== Excerpted records ==

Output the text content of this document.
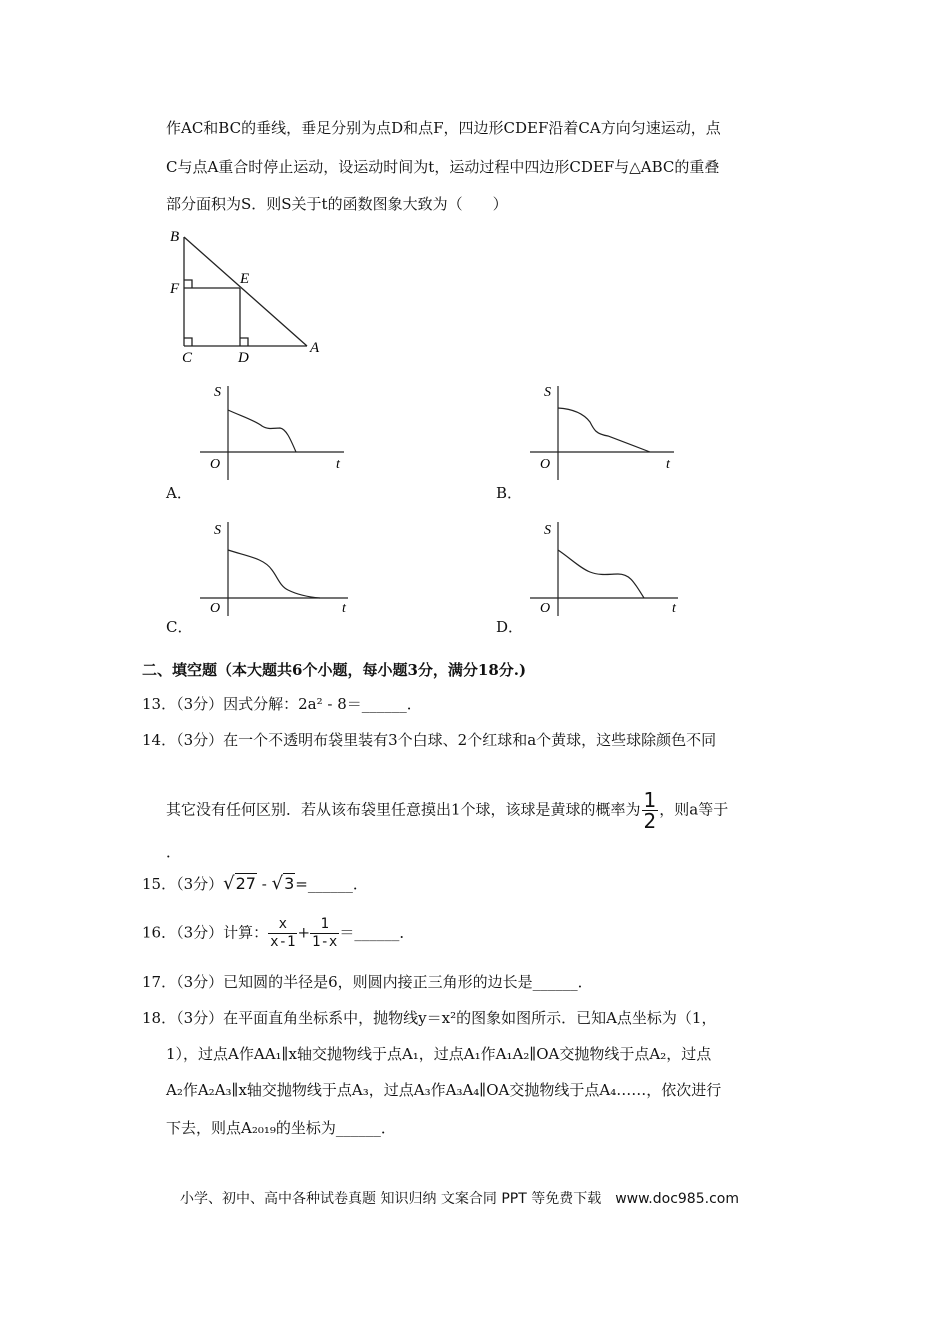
作AC和BC的垂线，垂足分别为点D和点F，四边形CDEF沿着CA方向匀速运动，点
C与点A重合时停止运动，设运动时间为t，运动过程中四边形CDEF与△ABC的重叠
部分面积为S．则S关于t的函数图象大致为（　　）
B
E
F
C	D
A
S
O	t
A．
S
O	t
B．
S
O	t
C．
S
O	t
D．
二、填空题（本大题共6个小题，每小题3分，满分18分.)
13．（3分）因式分解：2a² - 8＝______．
14．（3分）在一个不透明布袋里装有3个白球、2个红球和a个黄球，这些球除颜色不同
其它没有任何区别．若从该布袋里任意摸出1个球，该球是黄球的概率为 $\frac{1}{2}$ ，则a等于
．
15．（3分）√27 - √3=______．
16．（3分）计算： $\frac{x}{x-1} + \frac{1}{1-x}$ ＝______．
17．（3分）已知圆的半径是6，则圆内接正三角形的边长是______．
18．（3分）在平面直角坐标系中，抛物线y＝x²的图象如图所示．已知A点坐标为（1，
1），过点A作AA₁∥x轴交抛物线于点A₁，过点A₁作A₁A₂∥OA交抛物线于点A₂，过点
A₂作A₂A₃∥x轴交抛物线于点A₃，过点A₃作A₃A₄∥OA交抛物线于点A₄……，依次进行
下去，则点A₂₀₁₉的坐标为______．
小学、初中、高中各种试卷真题 知识归纳 文案合同 PPT 等免费下载　www.doc985.com
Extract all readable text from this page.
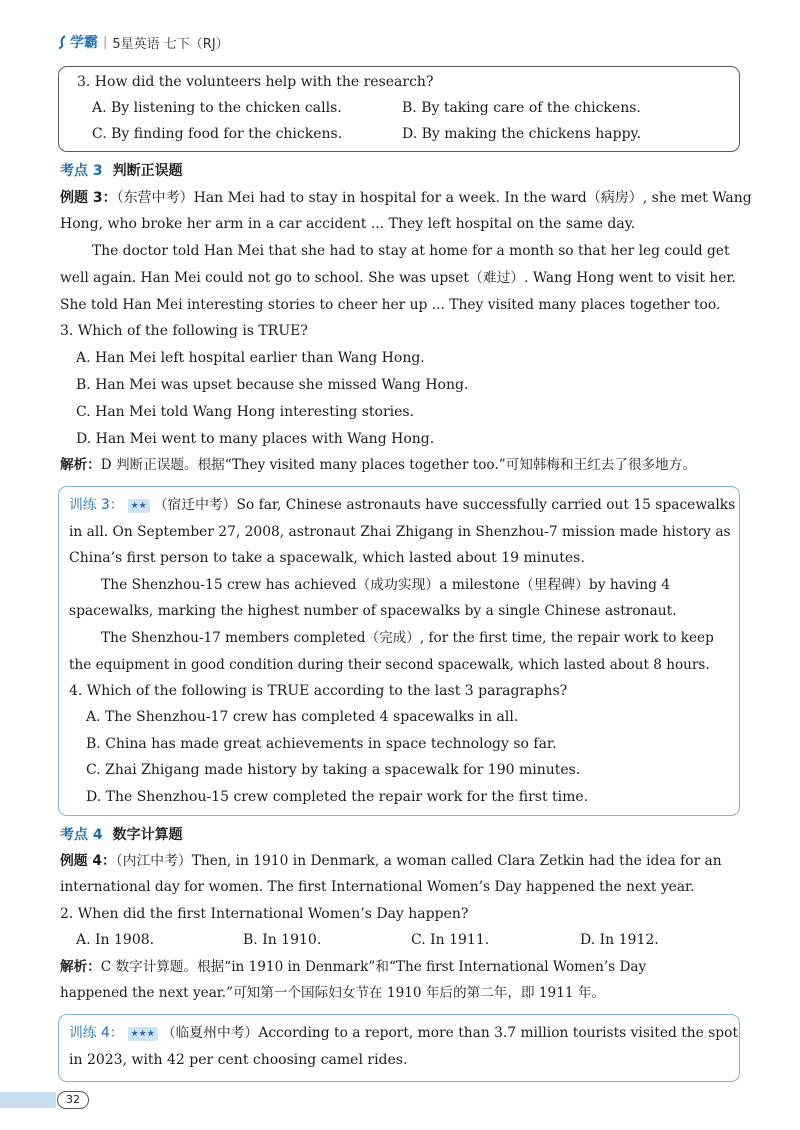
学霸 | 5星英语 七下（RJ）
3. How did the volunteers help with the research?
A. By listening to the chicken calls.	B. By taking care of the chickens.
C. By finding food for the chickens.	D. By making the chickens happy.
考点 3 判断正误题
例题 3：（东营中考）Han Mei had to stay in hospital for a week. In the ward（病房）, she met Wang
Hong, who broke her arm in a car accident ... They left hospital on the same day.
The doctor told Han Mei that she had to stay at home for a month so that her leg could get
well again. Han Mei could not go to school. She was upset（难过）. Wang Hong went to visit her.
She told Han Mei interesting stories to cheer her up ... They visited many places together too.
3. Which of the following is TRUE?
A. Han Mei left hospital earlier than Wang Hong.
B. Han Mei was upset because she missed Wang Hong.
C. Han Mei told Wang Hong interesting stories.
D. Han Mei went to many places with Wang Hong.
解析：D 判断正误题。根据“They visited many places together too.”可知韩梅和王红去了很多地方。
训练 3： ★★ （宿迁中考）So far, Chinese astronauts have successfully carried out 15 spacewalks
in all. On September 27, 2008, astronaut Zhai Zhigang in Shenzhou-7 mission made history as
China’s first person to take a spacewalk, which lasted about 19 minutes.
The Shenzhou-15 crew has achieved（成功实现）a milestone（里程碑）by having 4
spacewalks, marking the highest number of spacewalks by a single Chinese astronaut.
The Shenzhou-17 members completed（完成）, for the first time, the repair work to keep
the equipment in good condition during their second spacewalk, which lasted about 8 hours.
4. Which of the following is TRUE according to the last 3 paragraphs?
A. The Shenzhou-17 crew has completed 4 spacewalks in all.
B. China has made great achievements in space technology so far.
C. Zhai Zhigang made history by taking a spacewalk for 190 minutes.
D. The Shenzhou-15 crew completed the repair work for the first time.
考点 4 数字计算题
例题 4：（内江中考）Then, in 1910 in Denmark, a woman called Clara Zetkin had the idea for an
international day for women. The first International Women’s Day happened the next year.
2. When did the first International Women’s Day happen?
A. In 1908.	B. In 1910.	C. In 1911.	D. In 1912.
解析：C 数字计算题。根据“in 1910 in Denmark”和“The first International Women’s Day
happened the next year.”可知第一个国际妇女节在 1910 年后的第二年，即 1911 年。
训练 4： ★★★ （临夏州中考）According to a report, more than 3.7 million tourists visited the spot
in 2023, with 42 per cent choosing camel rides.
32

===

To be done. Identify the lines in the records above that contain the word "taking", then state how many there are and nothing more.

Solution to the exercise. 2